Give only the count of lines containing "hint".

### Data records
%%
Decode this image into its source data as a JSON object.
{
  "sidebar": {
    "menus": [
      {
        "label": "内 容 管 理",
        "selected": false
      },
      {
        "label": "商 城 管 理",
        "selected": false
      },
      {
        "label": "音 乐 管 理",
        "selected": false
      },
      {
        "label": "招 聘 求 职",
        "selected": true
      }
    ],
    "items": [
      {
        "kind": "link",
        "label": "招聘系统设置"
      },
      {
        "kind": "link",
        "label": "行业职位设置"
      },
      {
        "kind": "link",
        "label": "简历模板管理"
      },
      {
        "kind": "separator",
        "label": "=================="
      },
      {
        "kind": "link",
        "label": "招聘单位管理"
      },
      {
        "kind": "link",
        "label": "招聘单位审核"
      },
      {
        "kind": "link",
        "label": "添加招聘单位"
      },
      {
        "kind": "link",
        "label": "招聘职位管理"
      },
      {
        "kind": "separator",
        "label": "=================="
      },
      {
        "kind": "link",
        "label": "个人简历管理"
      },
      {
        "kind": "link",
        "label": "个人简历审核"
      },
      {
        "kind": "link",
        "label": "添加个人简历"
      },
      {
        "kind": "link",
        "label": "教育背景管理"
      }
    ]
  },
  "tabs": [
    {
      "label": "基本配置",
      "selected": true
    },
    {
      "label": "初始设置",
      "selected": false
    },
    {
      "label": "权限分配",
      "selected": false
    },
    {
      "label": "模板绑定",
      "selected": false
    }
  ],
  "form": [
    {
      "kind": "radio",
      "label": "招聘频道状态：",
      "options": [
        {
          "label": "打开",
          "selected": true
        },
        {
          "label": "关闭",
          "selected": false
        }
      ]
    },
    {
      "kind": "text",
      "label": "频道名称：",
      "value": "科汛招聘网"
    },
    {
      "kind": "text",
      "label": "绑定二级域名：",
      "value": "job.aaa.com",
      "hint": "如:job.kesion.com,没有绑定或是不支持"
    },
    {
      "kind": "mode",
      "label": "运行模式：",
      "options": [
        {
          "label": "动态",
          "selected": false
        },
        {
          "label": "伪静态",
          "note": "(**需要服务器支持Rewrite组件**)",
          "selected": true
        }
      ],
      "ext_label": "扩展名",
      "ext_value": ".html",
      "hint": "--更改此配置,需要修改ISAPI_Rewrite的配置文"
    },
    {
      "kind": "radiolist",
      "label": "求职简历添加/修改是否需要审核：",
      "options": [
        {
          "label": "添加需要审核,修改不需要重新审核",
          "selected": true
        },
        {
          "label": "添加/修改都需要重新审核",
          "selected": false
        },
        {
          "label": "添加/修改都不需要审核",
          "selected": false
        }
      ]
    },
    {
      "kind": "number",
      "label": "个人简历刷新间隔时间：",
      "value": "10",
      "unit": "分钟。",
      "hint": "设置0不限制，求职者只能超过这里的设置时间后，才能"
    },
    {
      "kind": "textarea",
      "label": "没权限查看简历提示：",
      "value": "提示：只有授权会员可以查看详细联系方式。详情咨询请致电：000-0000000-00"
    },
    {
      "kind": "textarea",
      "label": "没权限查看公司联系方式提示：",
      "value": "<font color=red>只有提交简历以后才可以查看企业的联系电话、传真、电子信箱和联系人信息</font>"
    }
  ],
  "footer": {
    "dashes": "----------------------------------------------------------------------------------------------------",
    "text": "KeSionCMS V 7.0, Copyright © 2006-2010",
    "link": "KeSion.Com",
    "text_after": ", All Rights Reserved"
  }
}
%%
### Finished exercise
3